- _TEXTE SOURCE_:
—————
Ce tome est le deuxième de la série, il faut avoir lu le premier avant (par Alan Moore et Gabriel Andrade) pour comprendre les références aux faits antérieurs, et pour s'habituer au langage. Il comprend les épisodes 7 à12, initialement parus en 2015, écrits par Simon Spurrier (avec quelques idées d'Alan Moore), dessinés et encrés par Fernando Heinz (épisodes 7 à 9) et Rafa Ortiz (épisodes 10 à 12). La mise en couleurs a été réalisée par le studio Digikore.


Après les événements du premier tome, l'archiviste Future Taylor s'est installée dans la communauté de Murfreesboro qui est dirigée par l'Ima'am Fajr (une cheffe religieuse dont le titre évoque l'Islam). Elle vit avec Mustaqba, un pratiquant de l'Islam. Future Taylor est toujours adepte de la lecture d'ouvrages datant d'avant 2008, c'est-à-dire avant les premiers signes de l'infestation de zombies de type Crossed. Elle n'arrive pas à convaincre l'Ima'am Fajr de la réalité de la menace des Crossed, du plan de Beau Salt.
—————
- _LISTING FOURNI_:
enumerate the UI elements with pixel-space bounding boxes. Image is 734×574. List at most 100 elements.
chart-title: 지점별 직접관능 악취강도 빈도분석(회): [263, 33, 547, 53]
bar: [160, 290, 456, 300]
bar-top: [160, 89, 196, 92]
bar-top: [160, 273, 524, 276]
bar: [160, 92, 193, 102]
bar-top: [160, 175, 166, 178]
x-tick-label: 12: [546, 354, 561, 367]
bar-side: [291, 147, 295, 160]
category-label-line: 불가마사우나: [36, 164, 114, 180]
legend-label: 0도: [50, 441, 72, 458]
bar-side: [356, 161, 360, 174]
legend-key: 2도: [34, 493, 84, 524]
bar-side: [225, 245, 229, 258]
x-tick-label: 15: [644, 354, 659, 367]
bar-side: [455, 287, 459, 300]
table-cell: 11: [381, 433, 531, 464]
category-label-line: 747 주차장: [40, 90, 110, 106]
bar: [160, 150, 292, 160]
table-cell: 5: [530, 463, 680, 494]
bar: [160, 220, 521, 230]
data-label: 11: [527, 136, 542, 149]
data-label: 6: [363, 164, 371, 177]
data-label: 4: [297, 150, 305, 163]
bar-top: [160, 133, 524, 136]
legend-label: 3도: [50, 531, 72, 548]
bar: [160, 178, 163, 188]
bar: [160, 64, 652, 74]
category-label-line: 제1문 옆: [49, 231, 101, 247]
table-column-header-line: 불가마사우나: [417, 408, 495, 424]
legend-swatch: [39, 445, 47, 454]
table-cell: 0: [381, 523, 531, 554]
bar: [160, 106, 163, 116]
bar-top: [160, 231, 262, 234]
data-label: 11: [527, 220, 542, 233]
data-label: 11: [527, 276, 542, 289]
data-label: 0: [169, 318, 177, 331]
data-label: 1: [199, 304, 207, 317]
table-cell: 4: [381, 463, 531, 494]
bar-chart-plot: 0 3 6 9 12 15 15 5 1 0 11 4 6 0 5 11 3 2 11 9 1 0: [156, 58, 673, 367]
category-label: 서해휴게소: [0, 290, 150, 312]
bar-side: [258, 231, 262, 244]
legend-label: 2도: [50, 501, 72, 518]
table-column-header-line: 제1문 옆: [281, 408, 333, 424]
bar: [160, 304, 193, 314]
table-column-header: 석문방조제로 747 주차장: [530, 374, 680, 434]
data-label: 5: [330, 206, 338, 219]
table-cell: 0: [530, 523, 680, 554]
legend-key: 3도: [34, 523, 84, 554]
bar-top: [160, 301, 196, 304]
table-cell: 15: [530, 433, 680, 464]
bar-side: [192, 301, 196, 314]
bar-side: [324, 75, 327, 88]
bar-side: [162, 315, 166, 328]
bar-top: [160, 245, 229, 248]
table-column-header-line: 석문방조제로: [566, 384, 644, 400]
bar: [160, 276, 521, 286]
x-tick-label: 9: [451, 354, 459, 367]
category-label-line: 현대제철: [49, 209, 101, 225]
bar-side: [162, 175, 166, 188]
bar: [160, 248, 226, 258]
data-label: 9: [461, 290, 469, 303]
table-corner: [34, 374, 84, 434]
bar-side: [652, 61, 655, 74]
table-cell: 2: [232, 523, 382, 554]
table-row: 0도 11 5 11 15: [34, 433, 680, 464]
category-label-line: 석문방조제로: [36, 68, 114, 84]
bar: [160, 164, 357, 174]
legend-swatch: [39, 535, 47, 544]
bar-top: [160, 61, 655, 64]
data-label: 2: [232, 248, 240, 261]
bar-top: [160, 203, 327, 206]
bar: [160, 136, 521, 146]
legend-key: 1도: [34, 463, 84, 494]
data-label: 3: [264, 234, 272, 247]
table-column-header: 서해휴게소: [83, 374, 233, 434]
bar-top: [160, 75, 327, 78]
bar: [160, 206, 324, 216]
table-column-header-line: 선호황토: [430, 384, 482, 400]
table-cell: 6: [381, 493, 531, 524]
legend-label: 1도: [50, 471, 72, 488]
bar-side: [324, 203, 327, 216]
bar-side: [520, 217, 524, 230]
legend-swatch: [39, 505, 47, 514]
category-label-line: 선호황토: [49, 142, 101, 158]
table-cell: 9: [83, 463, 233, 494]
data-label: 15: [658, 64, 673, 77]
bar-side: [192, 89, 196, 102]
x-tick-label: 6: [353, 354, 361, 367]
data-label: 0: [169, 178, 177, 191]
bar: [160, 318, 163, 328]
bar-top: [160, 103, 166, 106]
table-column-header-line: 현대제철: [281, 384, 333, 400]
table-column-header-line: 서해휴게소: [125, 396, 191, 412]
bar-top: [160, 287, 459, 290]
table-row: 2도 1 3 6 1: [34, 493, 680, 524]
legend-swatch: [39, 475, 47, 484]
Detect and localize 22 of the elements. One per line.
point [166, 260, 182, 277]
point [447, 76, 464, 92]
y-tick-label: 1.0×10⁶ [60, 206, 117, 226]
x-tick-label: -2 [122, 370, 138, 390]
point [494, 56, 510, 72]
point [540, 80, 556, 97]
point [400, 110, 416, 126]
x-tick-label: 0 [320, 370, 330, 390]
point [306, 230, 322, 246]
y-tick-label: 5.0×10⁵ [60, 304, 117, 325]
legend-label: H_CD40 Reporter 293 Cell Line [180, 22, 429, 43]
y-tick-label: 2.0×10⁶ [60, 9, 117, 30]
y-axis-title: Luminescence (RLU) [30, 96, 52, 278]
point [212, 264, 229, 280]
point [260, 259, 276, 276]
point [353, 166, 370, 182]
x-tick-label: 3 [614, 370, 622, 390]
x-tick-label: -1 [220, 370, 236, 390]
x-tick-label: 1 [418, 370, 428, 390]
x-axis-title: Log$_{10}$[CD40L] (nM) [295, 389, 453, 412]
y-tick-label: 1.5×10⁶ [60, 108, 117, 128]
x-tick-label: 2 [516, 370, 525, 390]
—————
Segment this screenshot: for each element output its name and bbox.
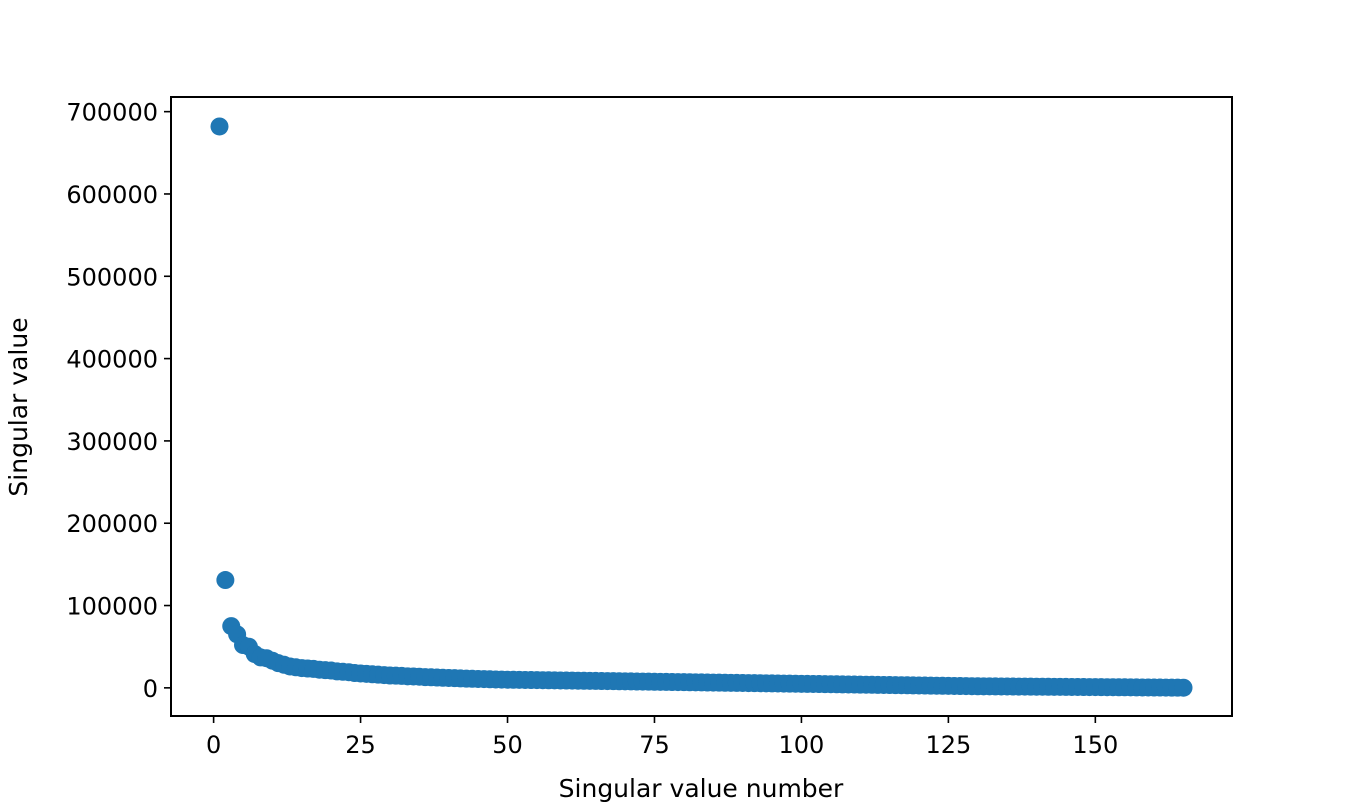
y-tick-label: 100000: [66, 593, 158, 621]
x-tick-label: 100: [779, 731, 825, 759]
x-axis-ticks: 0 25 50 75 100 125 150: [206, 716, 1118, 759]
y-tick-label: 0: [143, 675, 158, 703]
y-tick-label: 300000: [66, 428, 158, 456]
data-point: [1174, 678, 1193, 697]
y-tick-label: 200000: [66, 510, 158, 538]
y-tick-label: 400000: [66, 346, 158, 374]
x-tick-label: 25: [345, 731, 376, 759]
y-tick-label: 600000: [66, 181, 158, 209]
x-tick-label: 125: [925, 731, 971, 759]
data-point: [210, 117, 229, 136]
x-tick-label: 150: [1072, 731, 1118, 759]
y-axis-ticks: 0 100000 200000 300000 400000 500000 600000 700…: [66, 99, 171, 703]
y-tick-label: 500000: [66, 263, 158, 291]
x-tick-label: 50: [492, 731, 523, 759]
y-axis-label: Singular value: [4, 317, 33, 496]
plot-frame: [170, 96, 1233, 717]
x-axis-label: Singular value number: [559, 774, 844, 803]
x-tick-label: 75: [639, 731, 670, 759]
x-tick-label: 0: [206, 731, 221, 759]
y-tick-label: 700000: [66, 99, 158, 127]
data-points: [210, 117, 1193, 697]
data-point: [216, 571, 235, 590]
—————
- _LISTE DES TÂCHES_:
1. Recopiez fidèlement le passage du texte source qui va de « Après les événements » jusqu'à « de Beau Salt. ».
2. Énumérez toutes les personnes que le texte source nomme comme scénaristes ou dessinateurs d'un tome de la série.

- _RÉPONSES PAR TÂCHE_:
1.
Après les événements du premier tome, l'archiviste Future Taylor s'est installée dans la communauté de Murfreesboro qui est dirigée par l'Ima'am Fajr (une cheffe religieuse dont le titre évoque l'Islam). Elle vit avec Mustaqba, un pratiquant de l'Islam. Future Taylor est toujours adepte de la lecture d'ouvrages datant d'avant 2008, c'est-à-dire avant les premiers signes de l'infestation de zombies de type Crossed. Elle n'arrive pas à convaincre l'Ima'am Fajr de la réalité de la menace des Crossed, du plan de Beau Salt.

2. Alan Moore, Gabriel Andrade, Simon Spurrier, Fernando Heinz, Rafa Ortiz